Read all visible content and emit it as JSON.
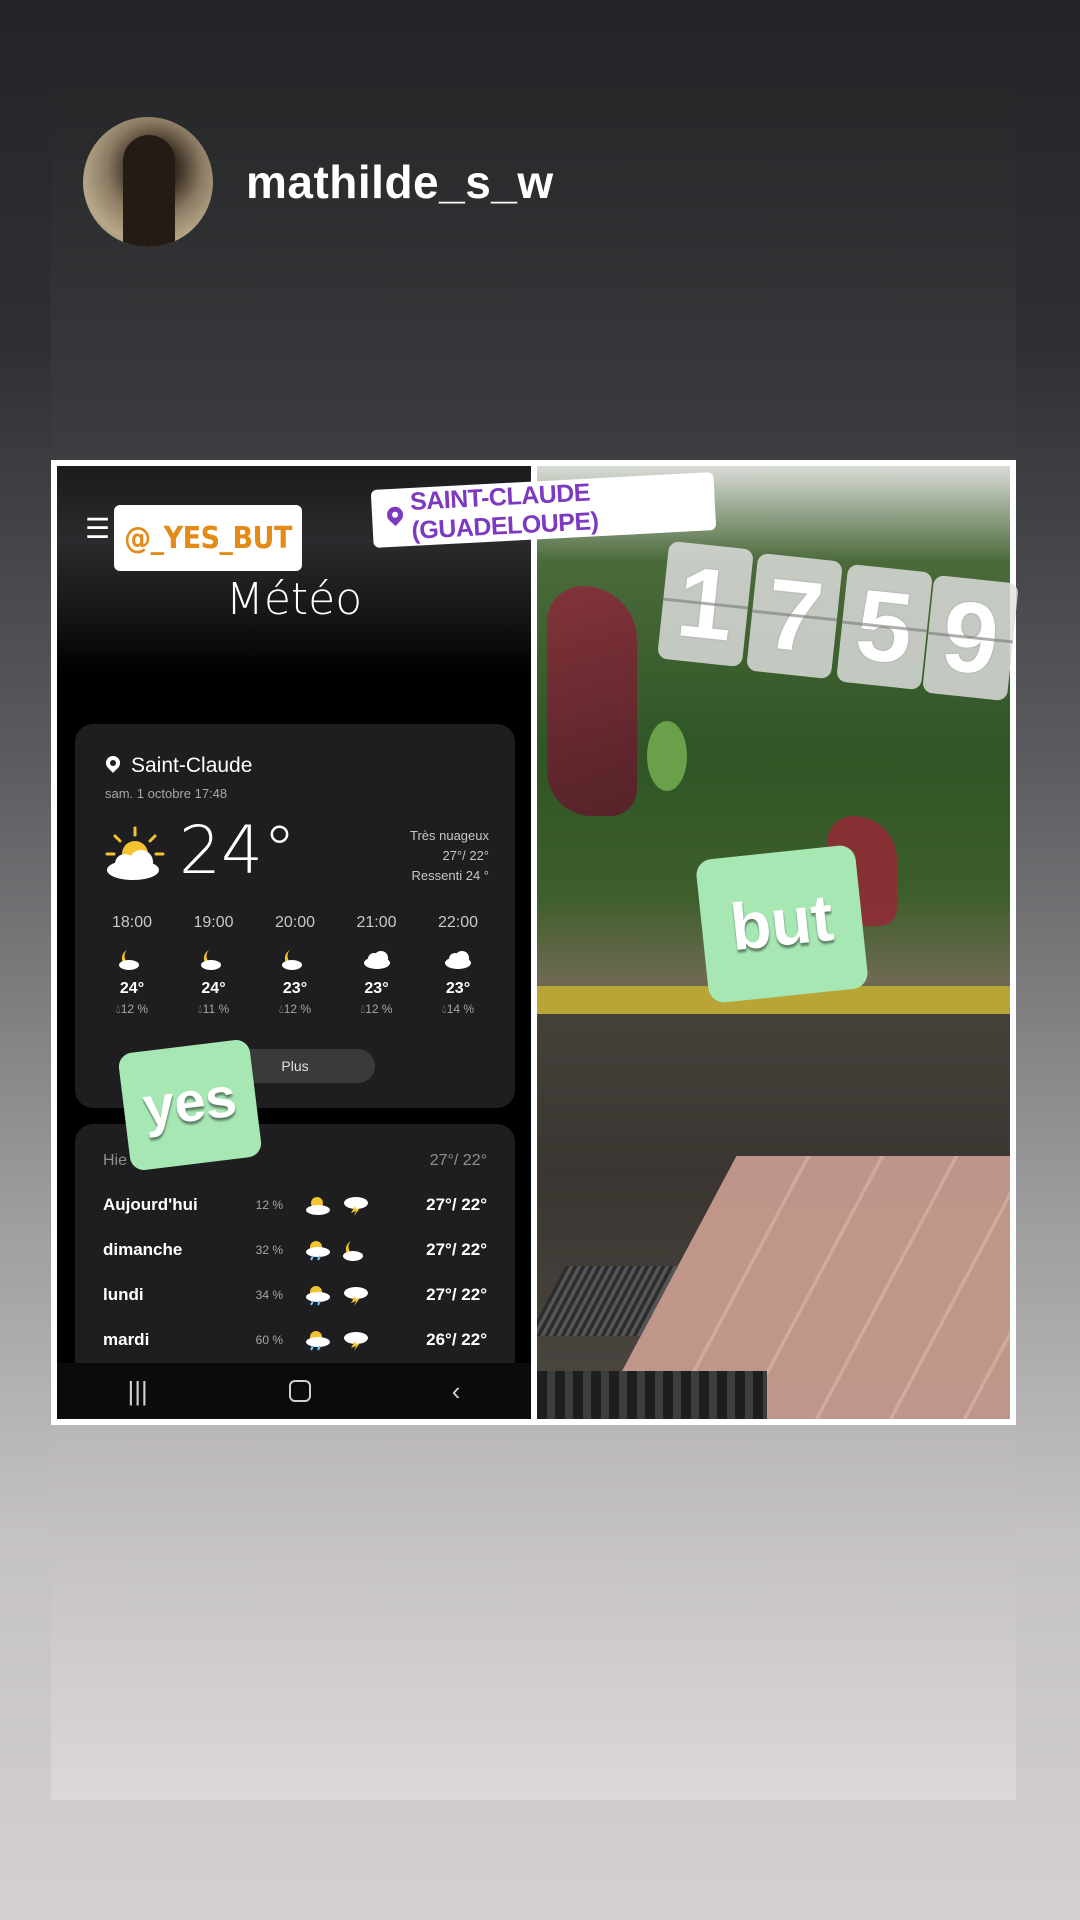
{
  "story": {
    "username": "mathilde_s_w"
  },
  "weather_app": {
    "menu_icon": "hamburger-menu-icon",
    "title": "Météo",
    "location": "Saint-Claude",
    "date": "sam. 1 octobre 17:48",
    "current_temp": "24°",
    "condition": "Très nuageux",
    "high_low": "27°/ 22°",
    "feels_like": "Ressenti 24 °",
    "hourly": [
      {
        "time": "18:00",
        "icon": "moon-partly-cloudy-icon",
        "temp": "24°",
        "precip": "12 %"
      },
      {
        "time": "19:00",
        "icon": "moon-partly-cloudy-icon",
        "temp": "24°",
        "precip": "11 %"
      },
      {
        "time": "20:00",
        "icon": "moon-partly-cloudy-icon",
        "temp": "23°",
        "precip": "12 %"
      },
      {
        "time": "21:00",
        "icon": "cloud-icon",
        "temp": "23°",
        "precip": "12 %"
      },
      {
        "time": "22:00",
        "icon": "cloud-icon",
        "temp": "23°",
        "precip": "14 %"
      }
    ],
    "plus_label": "Plus",
    "daily_header_left": "Hie",
    "daily_header_right": "27°/ 22°",
    "daily": [
      {
        "day": "Aujourd'hui",
        "precip": "12 %",
        "temps": "27°/ 22°"
      },
      {
        "day": "dimanche",
        "precip": "32 %",
        "temps": "27°/ 22°"
      },
      {
        "day": "lundi",
        "precip": "34 %",
        "temps": "27°/ 22°"
      },
      {
        "day": "mardi",
        "precip": "60 %",
        "temps": "26°/ 22°"
      }
    ],
    "nav": {
      "recent": "|||",
      "back": "‹"
    }
  },
  "stickers": {
    "mention": "@_YES_BUT",
    "location": "SAINT-CLAUDE (GUADELOUPE)",
    "clock_digits": [
      "1",
      "7",
      "5",
      "9"
    ],
    "yes": "yes",
    "but": "but"
  },
  "colors": {
    "mention": "#e48a16",
    "location": "#7d3ac1",
    "sticker_green": "#a7e7b4"
  }
}
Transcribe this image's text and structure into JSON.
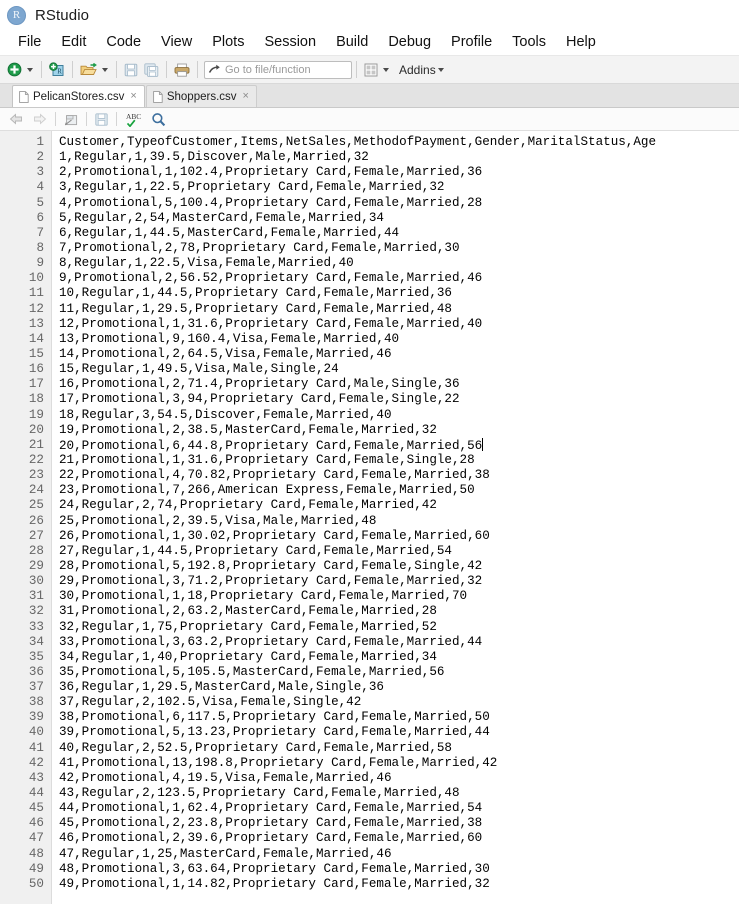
{
  "app": {
    "logo_letter": "R",
    "title": "RStudio"
  },
  "menubar": {
    "items": [
      {
        "label": "File"
      },
      {
        "label": "Edit"
      },
      {
        "label": "Code"
      },
      {
        "label": "View"
      },
      {
        "label": "Plots"
      },
      {
        "label": "Session"
      },
      {
        "label": "Build"
      },
      {
        "label": "Debug"
      },
      {
        "label": "Profile"
      },
      {
        "label": "Tools"
      },
      {
        "label": "Help"
      }
    ]
  },
  "toolbar": {
    "new_file_icon": "new-file-plus-icon",
    "new_project_icon": "new-project-icon",
    "open_file_icon": "open-folder-icon",
    "save_icon": "save-icon",
    "save_all_icon": "save-all-icon",
    "print_icon": "print-icon",
    "goto_icon": "goto-arrow-icon",
    "goto_placeholder": "Go to file/function",
    "panes_icon": "workspace-panes-icon",
    "addins_label": "Addins"
  },
  "tabs": {
    "items": [
      {
        "label": "PelicanStores.csv",
        "active": true,
        "close": "×"
      },
      {
        "label": "Shoppers.csv",
        "active": false,
        "close": "×"
      }
    ]
  },
  "editor_toolbar": {
    "back_icon": "back-arrow-icon",
    "forward_icon": "forward-arrow-icon",
    "source_on_save_icon": "show-in-new-window-icon",
    "save_icon": "save-icon",
    "spellcheck_icon": "spellcheck-abc-icon",
    "spellcheck_label": "ABC",
    "find_icon": "find-magnifier-icon"
  },
  "editor": {
    "cursor_line": 21,
    "lines": [
      "Customer,TypeofCustomer,Items,NetSales,MethodofPayment,Gender,MaritalStatus,Age",
      "1,Regular,1,39.5,Discover,Male,Married,32",
      "2,Promotional,1,102.4,Proprietary Card,Female,Married,36",
      "3,Regular,1,22.5,Proprietary Card,Female,Married,32",
      "4,Promotional,5,100.4,Proprietary Card,Female,Married,28",
      "5,Regular,2,54,MasterCard,Female,Married,34",
      "6,Regular,1,44.5,MasterCard,Female,Married,44",
      "7,Promotional,2,78,Proprietary Card,Female,Married,30",
      "8,Regular,1,22.5,Visa,Female,Married,40",
      "9,Promotional,2,56.52,Proprietary Card,Female,Married,46",
      "10,Regular,1,44.5,Proprietary Card,Female,Married,36",
      "11,Regular,1,29.5,Proprietary Card,Female,Married,48",
      "12,Promotional,1,31.6,Proprietary Card,Female,Married,40",
      "13,Promotional,9,160.4,Visa,Female,Married,40",
      "14,Promotional,2,64.5,Visa,Female,Married,46",
      "15,Regular,1,49.5,Visa,Male,Single,24",
      "16,Promotional,2,71.4,Proprietary Card,Male,Single,36",
      "17,Promotional,3,94,Proprietary Card,Female,Single,22",
      "18,Regular,3,54.5,Discover,Female,Married,40",
      "19,Promotional,2,38.5,MasterCard,Female,Married,32",
      "20,Promotional,6,44.8,Proprietary Card,Female,Married,56",
      "21,Promotional,1,31.6,Proprietary Card,Female,Single,28",
      "22,Promotional,4,70.82,Proprietary Card,Female,Married,38",
      "23,Promotional,7,266,American Express,Female,Married,50",
      "24,Regular,2,74,Proprietary Card,Female,Married,42",
      "25,Promotional,2,39.5,Visa,Male,Married,48",
      "26,Promotional,1,30.02,Proprietary Card,Female,Married,60",
      "27,Regular,1,44.5,Proprietary Card,Female,Married,54",
      "28,Promotional,5,192.8,Proprietary Card,Female,Single,42",
      "29,Promotional,3,71.2,Proprietary Card,Female,Married,32",
      "30,Promotional,1,18,Proprietary Card,Female,Married,70",
      "31,Promotional,2,63.2,MasterCard,Female,Married,28",
      "32,Regular,1,75,Proprietary Card,Female,Married,52",
      "33,Promotional,3,63.2,Proprietary Card,Female,Married,44",
      "34,Regular,1,40,Proprietary Card,Female,Married,34",
      "35,Promotional,5,105.5,MasterCard,Female,Married,56",
      "36,Regular,1,29.5,MasterCard,Male,Single,36",
      "37,Regular,2,102.5,Visa,Female,Single,42",
      "38,Promotional,6,117.5,Proprietary Card,Female,Married,50",
      "39,Promotional,5,13.23,Proprietary Card,Female,Married,44",
      "40,Regular,2,52.5,Proprietary Card,Female,Married,58",
      "41,Promotional,13,198.8,Proprietary Card,Female,Married,42",
      "42,Promotional,4,19.5,Visa,Female,Married,46",
      "43,Regular,2,123.5,Proprietary Card,Female,Married,48",
      "44,Promotional,1,62.4,Proprietary Card,Female,Married,54",
      "45,Promotional,2,23.8,Proprietary Card,Female,Married,38",
      "46,Promotional,2,39.6,Proprietary Card,Female,Married,60",
      "47,Regular,1,25,MasterCard,Female,Married,46",
      "48,Promotional,3,63.64,Proprietary Card,Female,Married,30",
      "49,Promotional,1,14.82,Proprietary Card,Female,Married,32"
    ]
  },
  "colors": {
    "logo_blue": "#7ea7d0",
    "toolbar_bg": "#f3f3f3",
    "gutter_bg": "#f0f0f0",
    "gutter_text": "#666666",
    "code_text": "#000000",
    "tabstrip_bg": "#e3e3e3"
  }
}
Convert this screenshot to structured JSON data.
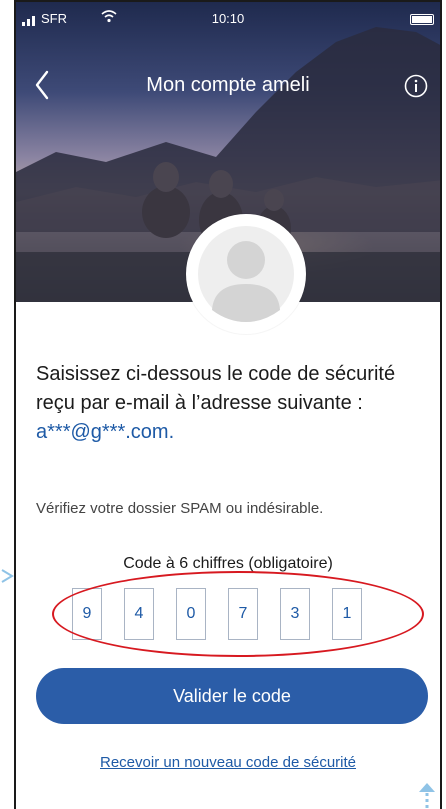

■ Required work ■
Keep the pictures out of your copy, and repeat every entry above exactly.

■ Solution to the exercise ■
Read all visible content and emit it as JSON.
{
  "story": {
    "username": "mathilde_s_w"
  },
  "weather_app": {
    "menu_icon": "hamburger-menu-icon",
    "title": "Météo",
    "location": "Saint-Claude",
    "date": "sam. 1 octobre 17:48",
    "current_temp": "24°",
    "condition": "Très nuageux",
    "high_low": "27°/ 22°",
    "feels_like": "Ressenti 24 °",
    "hourly": [
      {
        "time": "18:00",
        "icon": "moon-partly-cloudy-icon",
        "temp": "24°",
        "precip": "12 %"
      },
      {
        "time": "19:00",
        "icon": "moon-partly-cloudy-icon",
        "temp": "24°",
        "precip": "11 %"
      },
      {
        "time": "20:00",
        "icon": "moon-partly-cloudy-icon",
        "temp": "23°",
        "precip": "12 %"
      },
      {
        "time": "21:00",
        "icon": "cloud-icon",
        "temp": "23°",
        "precip": "12 %"
      },
      {
        "time": "22:00",
        "icon": "cloud-icon",
        "temp": "23°",
        "precip": "14 %"
      }
    ],
    "plus_label": "Plus",
    "daily_header_left": "Hie",
    "daily_header_right": "27°/ 22°",
    "daily": [
      {
        "day": "Aujourd'hui",
        "precip": "12 %",
        "temps": "27°/ 22°"
      },
      {
        "day": "dimanche",
        "precip": "32 %",
        "temps": "27°/ 22°"
      },
      {
        "day": "lundi",
        "precip": "34 %",
        "temps": "27°/ 22°"
      },
      {
        "day": "mardi",
        "precip": "60 %",
        "temps": "26°/ 22°"
      }
    ],
    "nav": {
      "recent": "|||",
      "back": "‹"
    }
  },
  "stickers": {
    "mention": "@_YES_BUT",
    "location": "SAINT-CLAUDE (GUADELOUPE)",
    "clock_digits": [
      "1",
      "7",
      "5",
      "9"
    ],
    "yes": "yes",
    "but": "but"
  },
  "colors": {
    "mention": "#e48a16",
    "location": "#7d3ac1",
    "sticker_green": "#a7e7b4"
  }
}
Transcribe this image's text and structure into JSON.
{
  "app": {
    "logo_letter": "R",
    "title": "RStudio"
  },
  "menubar": {
    "items": [
      {
        "label": "File"
      },
      {
        "label": "Edit"
      },
      {
        "label": "Code"
      },
      {
        "label": "View"
      },
      {
        "label": "Plots"
      },
      {
        "label": "Session"
      },
      {
        "label": "Build"
      },
      {
        "label": "Debug"
      },
      {
        "label": "Profile"
      },
      {
        "label": "Tools"
      },
      {
        "label": "Help"
      }
    ]
  },
  "toolbar": {
    "new_file_icon": "new-file-plus-icon",
    "new_project_icon": "new-project-icon",
    "open_file_icon": "open-folder-icon",
    "save_icon": "save-icon",
    "save_all_icon": "save-all-icon",
    "print_icon": "print-icon",
    "goto_icon": "goto-arrow-icon",
    "goto_placeholder": "Go to file/function",
    "panes_icon": "workspace-panes-icon",
    "addins_label": "Addins"
  },
  "tabs": {
    "items": [
      {
        "label": "PelicanStores.csv",
        "active": true,
        "close": "×"
      },
      {
        "label": "Shoppers.csv",
        "active": false,
        "close": "×"
      }
    ]
  },
  "editor_toolbar": {
    "back_icon": "back-arrow-icon",
    "forward_icon": "forward-arrow-icon",
    "source_on_save_icon": "show-in-new-window-icon",
    "save_icon": "save-icon",
    "spellcheck_icon": "spellcheck-abc-icon",
    "spellcheck_label": "ABC",
    "find_icon": "find-magnifier-icon"
  },
  "editor": {
    "cursor_line": 21,
    "lines": [
      "Customer,TypeofCustomer,Items,NetSales,MethodofPayment,Gender,MaritalStatus,Age",
      "1,Regular,1,39.5,Discover,Male,Married,32",
      "2,Promotional,1,102.4,Proprietary Card,Female,Married,36",
      "3,Regular,1,22.5,Proprietary Card,Female,Married,32",
      "4,Promotional,5,100.4,Proprietary Card,Female,Married,28",
      "5,Regular,2,54,MasterCard,Female,Married,34",
      "6,Regular,1,44.5,MasterCard,Female,Married,44",
      "7,Promotional,2,78,Proprietary Card,Female,Married,30",
      "8,Regular,1,22.5,Visa,Female,Married,40",
      "9,Promotional,2,56.52,Proprietary Card,Female,Married,46",
      "10,Regular,1,44.5,Proprietary Card,Female,Married,36",
      "11,Regular,1,29.5,Proprietary Card,Female,Married,48",
      "12,Promotional,1,31.6,Proprietary Card,Female,Married,40",
      "13,Promotional,9,160.4,Visa,Female,Married,40",
      "14,Promotional,2,64.5,Visa,Female,Married,46",
      "15,Regular,1,49.5,Visa,Male,Single,24",
      "16,Promotional,2,71.4,Proprietary Card,Male,Single,36",
      "17,Promotional,3,94,Proprietary Card,Female,Single,22",
      "18,Regular,3,54.5,Discover,Female,Married,40",
      "19,Promotional,2,38.5,MasterCard,Female,Married,32",
      "20,Promotional,6,44.8,Proprietary Card,Female,Married,56",
      "21,Promotional,1,31.6,Proprietary Card,Female,Single,28",
      "22,Promotional,4,70.82,Proprietary Card,Female,Married,38",
      "23,Promotional,7,266,American Express,Female,Married,50",
      "24,Regular,2,74,Proprietary Card,Female,Married,42",
      "25,Promotional,2,39.5,Visa,Male,Married,48",
      "26,Promotional,1,30.02,Proprietary Card,Female,Married,60",
      "27,Regular,1,44.5,Proprietary Card,Female,Married,54",
      "28,Promotional,5,192.8,Proprietary Card,Female,Single,42",
      "29,Promotional,3,71.2,Proprietary Card,Female,Married,32",
      "30,Promotional,1,18,Proprietary Card,Female,Married,70",
      "31,Promotional,2,63.2,MasterCard,Female,Married,28",
      "32,Regular,1,75,Proprietary Card,Female,Married,52",
      "33,Promotional,3,63.2,Proprietary Card,Female,Married,44",
      "34,Regular,1,40,Proprietary Card,Female,Married,34",
      "35,Promotional,5,105.5,MasterCard,Female,Married,56",
      "36,Regular,1,29.5,MasterCard,Male,Single,36",
      "37,Regular,2,102.5,Visa,Female,Single,42",
      "38,Promotional,6,117.5,Proprietary Card,Female,Married,50",
      "39,Promotional,5,13.23,Proprietary Card,Female,Married,44",
      "40,Regular,2,52.5,Proprietary Card,Female,Married,58",
      "41,Promotional,13,198.8,Proprietary Card,Female,Married,42",
      "42,Promotional,4,19.5,Visa,Female,Married,46",
      "43,Regular,2,123.5,Proprietary Card,Female,Married,48",
      "44,Promotional,1,62.4,Proprietary Card,Female,Married,54",
      "45,Promotional,2,23.8,Proprietary Card,Female,Married,38",
      "46,Promotional,2,39.6,Proprietary Card,Female,Married,60",
      "47,Regular,1,25,MasterCard,Female,Married,46",
      "48,Promotional,3,63.64,Proprietary Card,Female,Married,30",
      "49,Promotional,1,14.82,Proprietary Card,Female,Married,32"
    ]
  },
  "colors": {
    "logo_blue": "#7ea7d0",
    "toolbar_bg": "#f3f3f3",
    "gutter_bg": "#f0f0f0",
    "gutter_text": "#666666",
    "code_text": "#000000",
    "tabstrip_bg": "#e3e3e3"
  }
}
Convert this screenshot to structured JSON data.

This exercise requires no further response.